→ **Data entries**

=-=-=-=-=

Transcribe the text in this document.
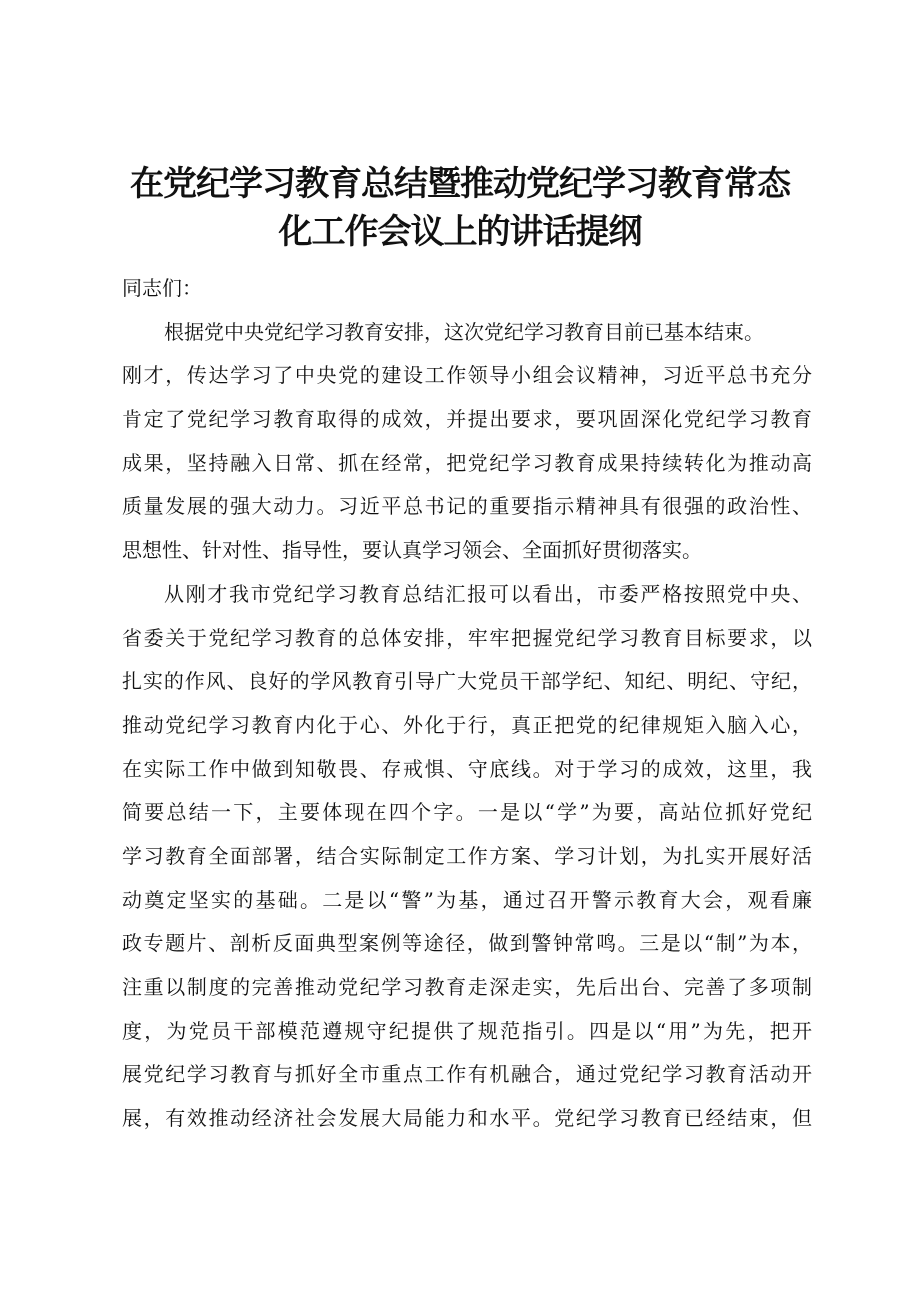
在党纪学习教育总结暨推动党纪学习教育常态
化工作会议上的讲话提纲
同志们：
根据党中央党纪学习教育安排，这次党纪学习教育目前已基本结束。
刚才，传达学习了中央党的建设工作领导小组会议精神，习近平总书充分
肯定了党纪学习教育取得的成效，并提出要求，要巩固深化党纪学习教育
成果，坚持融入日常、抓在经常，把党纪学习教育成果持续转化为推动高
质量发展的强大动力。习近平总书记的重要指示精神具有很强的政治性、
思想性、针对性、指导性，要认真学习领会、全面抓好贯彻落实。
从刚才我市党纪学习教育总结汇报可以看出，市委严格按照党中央、
省委关于党纪学习教育的总体安排，牢牢把握党纪学习教育目标要求，以
扎实的作风、良好的学风教育引导广大党员干部学纪、知纪、明纪、守纪，
推动党纪学习教育内化于心、外化于行，真正把党的纪律规矩入脑入心，
在实际工作中做到知敬畏、存戒惧、守底线。对于学习的成效，这里，我
简要总结一下，主要体现在四个字。一是以“学”为要，高站位抓好党纪
学习教育全面部署，结合实际制定工作方案、学习计划，为扎实开展好活
动奠定坚实的基础。二是以“警”为基，通过召开警示教育大会，观看廉
政专题片、剖析反面典型案例等途径，做到警钟常鸣。三是以“制”为本，
注重以制度的完善推动党纪学习教育走深走实，先后出台、完善了多项制
度，为党员干部模范遵规守纪提供了规范指引。四是以“用”为先，把开
展党纪学习教育与抓好全市重点工作有机融合，通过党纪学习教育活动开
展，有效推动经济社会发展大局能力和水平。党纪学习教育已经结束，但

=-=-=-=-=

Reproduce the records above exactly, leaving out every picture they contain.

→ **Finished task**
Transcribe the text in this document.
在党纪学习教育总结暨推动党纪学习教育常态
化工作会议上的讲话提纲
同志们：
根据党中央党纪学习教育安排，这次党纪学习教育目前已基本结束。
刚才，传达学习了中央党的建设工作领导小组会议精神，习近平总书充分
肯定了党纪学习教育取得的成效，并提出要求，要巩固深化党纪学习教育
成果，坚持融入日常、抓在经常，把党纪学习教育成果持续转化为推动高
质量发展的强大动力。习近平总书记的重要指示精神具有很强的政治性、
思想性、针对性、指导性，要认真学习领会、全面抓好贯彻落实。
从刚才我市党纪学习教育总结汇报可以看出，市委严格按照党中央、
省委关于党纪学习教育的总体安排，牢牢把握党纪学习教育目标要求，以
扎实的作风、良好的学风教育引导广大党员干部学纪、知纪、明纪、守纪，
推动党纪学习教育内化于心、外化于行，真正把党的纪律规矩入脑入心，
在实际工作中做到知敬畏、存戒惧、守底线。对于学习的成效，这里，我
简要总结一下，主要体现在四个字。一是以“学”为要，高站位抓好党纪
学习教育全面部署，结合实际制定工作方案、学习计划，为扎实开展好活
动奠定坚实的基础。二是以“警”为基，通过召开警示教育大会，观看廉
政专题片、剖析反面典型案例等途径，做到警钟常鸣。三是以“制”为本，
注重以制度的完善推动党纪学习教育走深走实，先后出台、完善了多项制
度，为党员干部模范遵规守纪提供了规范指引。四是以“用”为先，把开
展党纪学习教育与抓好全市重点工作有机融合，通过党纪学习教育活动开
展，有效推动经济社会发展大局能力和水平。党纪学习教育已经结束，但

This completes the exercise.